=== Entries ===
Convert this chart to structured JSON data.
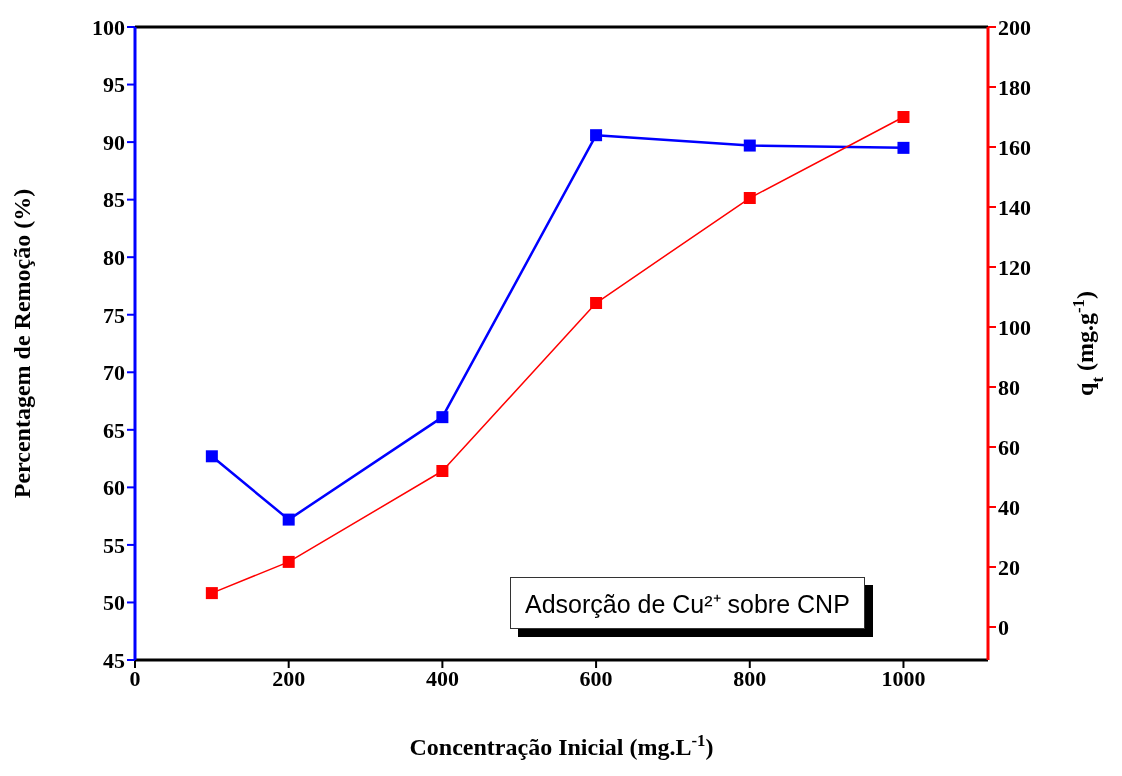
{
  "chart_data": {
    "type": "line",
    "xlabel": "Concentração Inicial (mg.L$^{-1}$)",
    "ylabel": "Percentagem de Remoção (%)",
    "y2label": "q$_{t}$ (mg.g$^{-1}$)",
    "x": [
      100,
      200,
      400,
      600,
      800,
      1000
    ],
    "series": [
      {
        "color": "#0000ff",
        "values": [
          62.7,
          57.2,
          66.1,
          90.6,
          89.7,
          89.5
        ]
      },
      {
        "color": "#ff0000",
        "axis": "y2",
        "values": [
          11.3,
          21.7,
          52,
          108,
          143,
          170
        ]
      }
    ],
    "xlim": [
      0,
      1110
    ],
    "xticks": [
      0,
      200,
      400,
      600,
      800,
      1000
    ],
    "ylim": [
      45,
      100
    ],
    "yticks": [
      45,
      50,
      55,
      60,
      65,
      70,
      75,
      80,
      85,
      90,
      95,
      100
    ],
    "y2lim": [
      -11,
      200
    ],
    "y2ticks": [
      0,
      20,
      40,
      60,
      80,
      100,
      120,
      140,
      160,
      180,
      200
    ],
    "annotations": [
      "Adsorção de Cu²⁺ sobre CNP"
    ],
    "marker": "square",
    "line_style": "solid",
    "grid": false,
    "legend": false
  }
}
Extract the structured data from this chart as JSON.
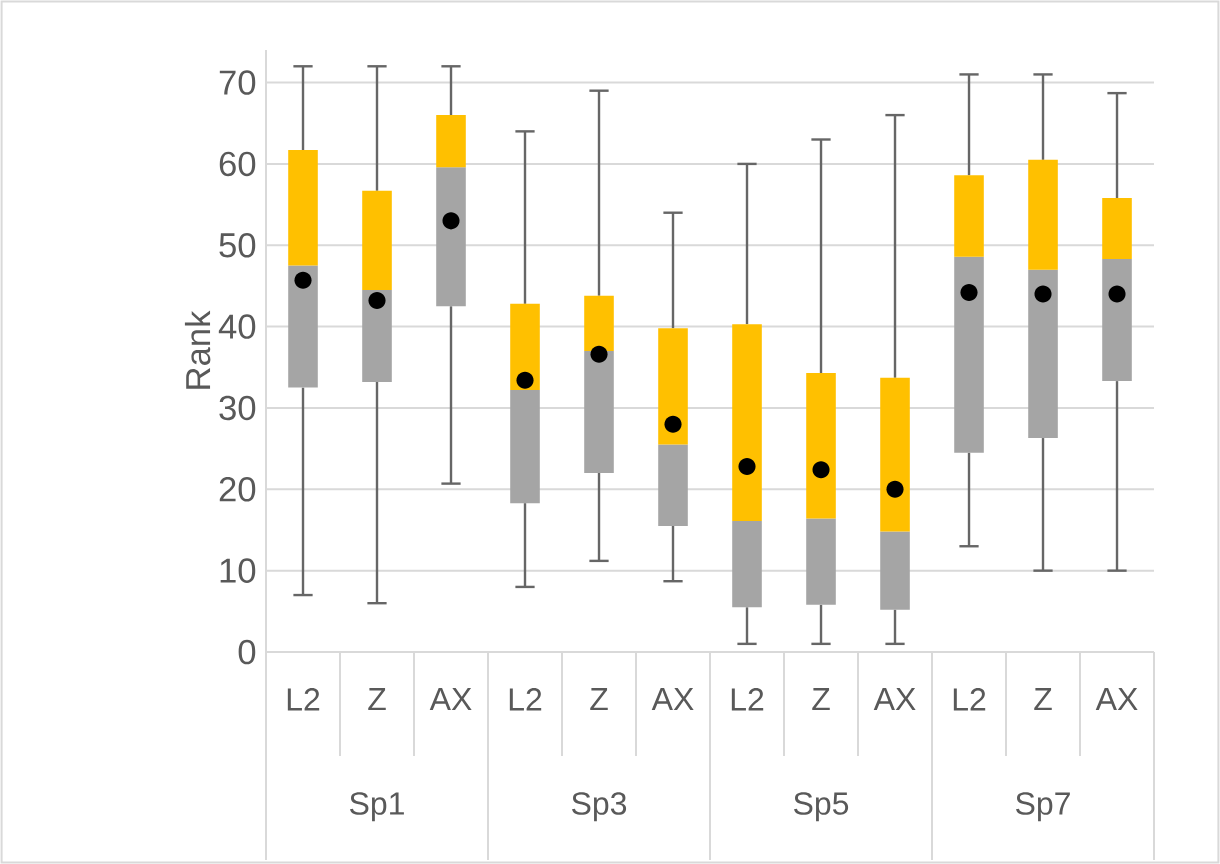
===
* [Objective] Search the listing for the word "JSON". Copy every line in which it occurs.

* [Correct answer]
Convert this chart to structured JSON data.
Extract the structured data from this chart as JSON.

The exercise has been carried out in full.